## Document section:

Wallen, who was four months pregnant, was reported missing Sept. 5 after escalating concerns from her family, and missing the first day of school in Howard County Sept. 6 — a day her father, Mark Wallen, said Monday she was preparing for with excitement.

A few hours before Thursday's vigil, Wilde Lake principal Rick Wilson said students returned to the high school that morning, wearing black and organizing a moment of silence between classes. There was "a huge range of emotions" among staff and students throughout the day, he said.

Wilson said students also spontaneously sang "Amazing Grace" in honor of Wallen.

"I have to give a personal message to our students and let them know how proud I am," Wilson, said teary-eyed Thursday afternoon. "They helped us as adults really kind of find a small measure of peace in the news that we learned about late yesterday. Our students are amazingly resilient. They gave us hope when we felt helpless when we didn't know what was going on."

Wilson said Wallen was a talented teacher who looked beyond grades and test scores. She had the ability to connect with her students, he said, and was a teacher many students will never forget.

"She touched so many people in 31 short years," he said. "She volunteered to give up lots of time. She's a very special person."

The Howard County school system's crisis team met with "quite a few students" Thursday, Wilson said, and the crisis team will continue supporting students, staff and faculty as long as they're needed.

## Data for analysis:
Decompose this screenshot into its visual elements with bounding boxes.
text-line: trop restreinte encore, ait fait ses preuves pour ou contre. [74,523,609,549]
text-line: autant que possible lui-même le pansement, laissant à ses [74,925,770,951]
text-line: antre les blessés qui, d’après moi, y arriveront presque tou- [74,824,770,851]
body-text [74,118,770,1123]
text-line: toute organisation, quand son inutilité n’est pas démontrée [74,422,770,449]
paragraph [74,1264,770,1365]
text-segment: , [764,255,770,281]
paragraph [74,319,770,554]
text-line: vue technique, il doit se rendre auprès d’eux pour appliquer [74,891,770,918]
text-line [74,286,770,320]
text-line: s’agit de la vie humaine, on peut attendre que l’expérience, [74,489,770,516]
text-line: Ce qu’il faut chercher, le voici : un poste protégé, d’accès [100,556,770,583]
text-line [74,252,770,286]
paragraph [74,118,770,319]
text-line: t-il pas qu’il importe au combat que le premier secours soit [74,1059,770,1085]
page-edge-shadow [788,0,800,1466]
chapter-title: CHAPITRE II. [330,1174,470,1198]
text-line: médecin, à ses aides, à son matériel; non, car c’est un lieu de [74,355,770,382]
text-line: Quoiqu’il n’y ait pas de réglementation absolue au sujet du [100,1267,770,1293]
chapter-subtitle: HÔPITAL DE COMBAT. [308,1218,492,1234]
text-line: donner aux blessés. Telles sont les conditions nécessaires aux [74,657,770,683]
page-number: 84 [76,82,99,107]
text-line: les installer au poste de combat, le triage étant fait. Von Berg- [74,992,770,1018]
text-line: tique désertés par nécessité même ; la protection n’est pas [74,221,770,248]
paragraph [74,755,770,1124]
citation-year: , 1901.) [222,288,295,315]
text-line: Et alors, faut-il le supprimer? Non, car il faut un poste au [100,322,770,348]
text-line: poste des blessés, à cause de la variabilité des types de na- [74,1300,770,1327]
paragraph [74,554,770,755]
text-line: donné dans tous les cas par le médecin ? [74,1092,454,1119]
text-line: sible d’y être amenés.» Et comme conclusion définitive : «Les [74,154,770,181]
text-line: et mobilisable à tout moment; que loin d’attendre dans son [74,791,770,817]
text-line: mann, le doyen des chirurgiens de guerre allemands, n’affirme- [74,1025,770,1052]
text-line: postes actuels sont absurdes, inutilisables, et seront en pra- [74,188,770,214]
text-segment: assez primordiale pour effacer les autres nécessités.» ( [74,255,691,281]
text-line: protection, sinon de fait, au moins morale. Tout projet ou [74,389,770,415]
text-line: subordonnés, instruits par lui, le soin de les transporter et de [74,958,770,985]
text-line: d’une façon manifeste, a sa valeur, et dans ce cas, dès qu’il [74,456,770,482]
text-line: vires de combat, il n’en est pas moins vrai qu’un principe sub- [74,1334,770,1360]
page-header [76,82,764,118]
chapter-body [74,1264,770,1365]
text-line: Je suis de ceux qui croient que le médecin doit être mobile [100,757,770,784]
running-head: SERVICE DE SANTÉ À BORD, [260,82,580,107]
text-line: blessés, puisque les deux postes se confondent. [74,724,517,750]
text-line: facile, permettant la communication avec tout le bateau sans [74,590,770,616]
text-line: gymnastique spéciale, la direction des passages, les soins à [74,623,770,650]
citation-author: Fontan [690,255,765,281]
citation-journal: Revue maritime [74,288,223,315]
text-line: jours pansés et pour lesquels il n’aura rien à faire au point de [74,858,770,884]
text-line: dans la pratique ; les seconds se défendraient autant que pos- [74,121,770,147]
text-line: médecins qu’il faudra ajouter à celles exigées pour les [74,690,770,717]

## What this task involves:
Print out the entire news passage about Wallen and Wilde Lake High School word for word, with every line in its original order.

## Result for this exercise:
Wallen, who was four months pregnant, was reported missing Sept. 5 after escalating concerns from her family, and missing the first day of school in Howard County Sept. 6 — a day her father, Mark Wallen, said Monday she was preparing for with excitement.

A few hours before Thursday's vigil, Wilde Lake principal Rick Wilson said students returned to the high school that morning, wearing black and organizing a moment of silence between classes. There was "a huge range of emotions" among staff and students throughout the day, he said.

Wilson said students also spontaneously sang "Amazing Grace" in honor of Wallen.

"I have to give a personal message to our students and let them know how proud I am," Wilson, said teary-eyed Thursday afternoon. "They helped us as adults really kind of find a small measure of peace in the news that we learned about late yesterday. Our students are amazingly resilient. They gave us hope when we felt helpless when we didn't know what was going on."

Wilson said Wallen was a talented teacher who looked beyond grades and test scores. She had the ability to connect with her students, he said, and was a teacher many students will never forget.

"She touched so many people in 31 short years," he said. "She volunteered to give up lots of time. She's a very special person."

The Howard County school system's crisis team met with "quite a few students" Thursday, Wilson said, and the crisis team will continue supporting students, staff and faculty as long as they're needed.